(Task instructions) Please print all of the material below, word for word.

(Recorded information)
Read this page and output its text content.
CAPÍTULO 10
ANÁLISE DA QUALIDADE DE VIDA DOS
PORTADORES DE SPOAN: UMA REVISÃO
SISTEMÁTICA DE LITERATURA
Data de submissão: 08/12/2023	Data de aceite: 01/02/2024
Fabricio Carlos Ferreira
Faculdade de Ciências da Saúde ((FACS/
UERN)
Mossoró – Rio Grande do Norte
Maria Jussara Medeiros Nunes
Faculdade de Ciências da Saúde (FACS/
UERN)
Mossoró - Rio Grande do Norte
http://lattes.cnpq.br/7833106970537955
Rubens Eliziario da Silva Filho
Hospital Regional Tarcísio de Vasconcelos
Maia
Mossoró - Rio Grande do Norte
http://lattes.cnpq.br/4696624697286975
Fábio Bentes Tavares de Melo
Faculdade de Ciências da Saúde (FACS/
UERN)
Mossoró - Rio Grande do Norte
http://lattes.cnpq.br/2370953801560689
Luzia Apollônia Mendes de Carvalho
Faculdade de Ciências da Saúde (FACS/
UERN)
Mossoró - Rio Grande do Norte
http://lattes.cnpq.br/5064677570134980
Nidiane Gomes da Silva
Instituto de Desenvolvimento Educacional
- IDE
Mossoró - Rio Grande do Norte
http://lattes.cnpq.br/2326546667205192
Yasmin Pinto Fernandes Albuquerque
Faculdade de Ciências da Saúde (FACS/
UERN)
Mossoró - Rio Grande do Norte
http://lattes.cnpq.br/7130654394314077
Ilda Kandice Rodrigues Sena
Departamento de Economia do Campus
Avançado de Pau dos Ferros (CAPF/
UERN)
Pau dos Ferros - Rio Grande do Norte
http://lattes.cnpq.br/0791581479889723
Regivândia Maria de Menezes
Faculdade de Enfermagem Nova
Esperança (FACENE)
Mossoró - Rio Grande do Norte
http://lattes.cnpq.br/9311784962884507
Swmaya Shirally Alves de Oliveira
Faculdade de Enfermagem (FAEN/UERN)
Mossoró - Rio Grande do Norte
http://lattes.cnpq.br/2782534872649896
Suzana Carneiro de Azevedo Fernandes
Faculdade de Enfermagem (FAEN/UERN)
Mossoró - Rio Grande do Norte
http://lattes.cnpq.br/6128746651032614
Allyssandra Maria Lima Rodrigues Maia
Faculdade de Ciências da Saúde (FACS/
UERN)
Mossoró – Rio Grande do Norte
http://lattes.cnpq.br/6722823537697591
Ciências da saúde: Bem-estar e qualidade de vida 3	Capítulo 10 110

(Response)
Read this page and output its text content.
CAPÍTULO 10
ANÁLISE DA QUALIDADE DE VIDA DOS
PORTADORES DE SPOAN: UMA REVISÃO
SISTEMÁTICA DE LITERATURA
Data de submissão: 08/12/2023	Data de aceite: 01/02/2024
Fabricio Carlos Ferreira
Faculdade de Ciências da Saúde ((FACS/
UERN)
Mossoró – Rio Grande do Norte
Maria Jussara Medeiros Nunes
Faculdade de Ciências da Saúde (FACS/
UERN)
Mossoró - Rio Grande do Norte
http://lattes.cnpq.br/7833106970537955
Rubens Eliziario da Silva Filho
Hospital Regional Tarcísio de Vasconcelos
Maia
Mossoró - Rio Grande do Norte
http://lattes.cnpq.br/4696624697286975
Fábio Bentes Tavares de Melo
Faculdade de Ciências da Saúde (FACS/
UERN)
Mossoró - Rio Grande do Norte
http://lattes.cnpq.br/2370953801560689
Luzia Apollônia Mendes de Carvalho
Faculdade de Ciências da Saúde (FACS/
UERN)
Mossoró - Rio Grande do Norte
http://lattes.cnpq.br/5064677570134980
Nidiane Gomes da Silva
Instituto de Desenvolvimento Educacional
- IDE
Mossoró - Rio Grande do Norte
http://lattes.cnpq.br/2326546667205192
Yasmin Pinto Fernandes Albuquerque
Faculdade de Ciências da Saúde (FACS/
UERN)
Mossoró - Rio Grande do Norte
http://lattes.cnpq.br/7130654394314077
Ilda Kandice Rodrigues Sena
Departamento de Economia do Campus
Avançado de Pau dos Ferros (CAPF/
UERN)
Pau dos Ferros - Rio Grande do Norte
http://lattes.cnpq.br/0791581479889723
Regivândia Maria de Menezes
Faculdade de Enfermagem Nova
Esperança (FACENE)
Mossoró - Rio Grande do Norte
http://lattes.cnpq.br/9311784962884507
Swmaya Shirally Alves de Oliveira
Faculdade de Enfermagem (FAEN/UERN)
Mossoró - Rio Grande do Norte
http://lattes.cnpq.br/2782534872649896
Suzana Carneiro de Azevedo Fernandes
Faculdade de Enfermagem (FAEN/UERN)
Mossoró - Rio Grande do Norte
http://lattes.cnpq.br/6128746651032614
Allyssandra Maria Lima Rodrigues Maia
Faculdade de Ciências da Saúde (FACS/
UERN)
Mossoró – Rio Grande do Norte
http://lattes.cnpq.br/6722823537697591
Ciências da saúde: Bem-estar e qualidade de vida 3	Capítulo 10 110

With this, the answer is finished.